→ Task details
Return every line of the data below that includes the string "real".
* begin Provided records *
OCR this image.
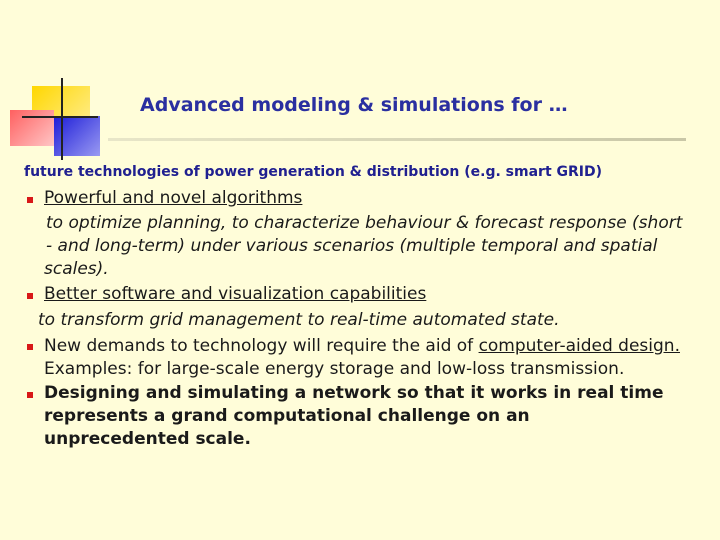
Advanced modeling & simulations for …
future technologies of power generation & distribution (e.g. smart GRID)
Powerful and novel algorithms
to optimize planning, to characterize behaviour & forecast response (short
- and long-term) under various scenarios (multiple temporal and spatial
scales).
Better software and visualization capabilities
to transform grid management to real-time automated state.
New demands to technology will require the aid of computer-aided design.
Examples: for large-scale energy storage and low-loss transmission.
Designing and simulating a network so that it works in real time
represents a grand computational challenge on an
unprecedented scale.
* end Provided records *
→ Answer to this exercise
to transform grid management to real-time automated state.
Designing and simulating a network so that it works in real time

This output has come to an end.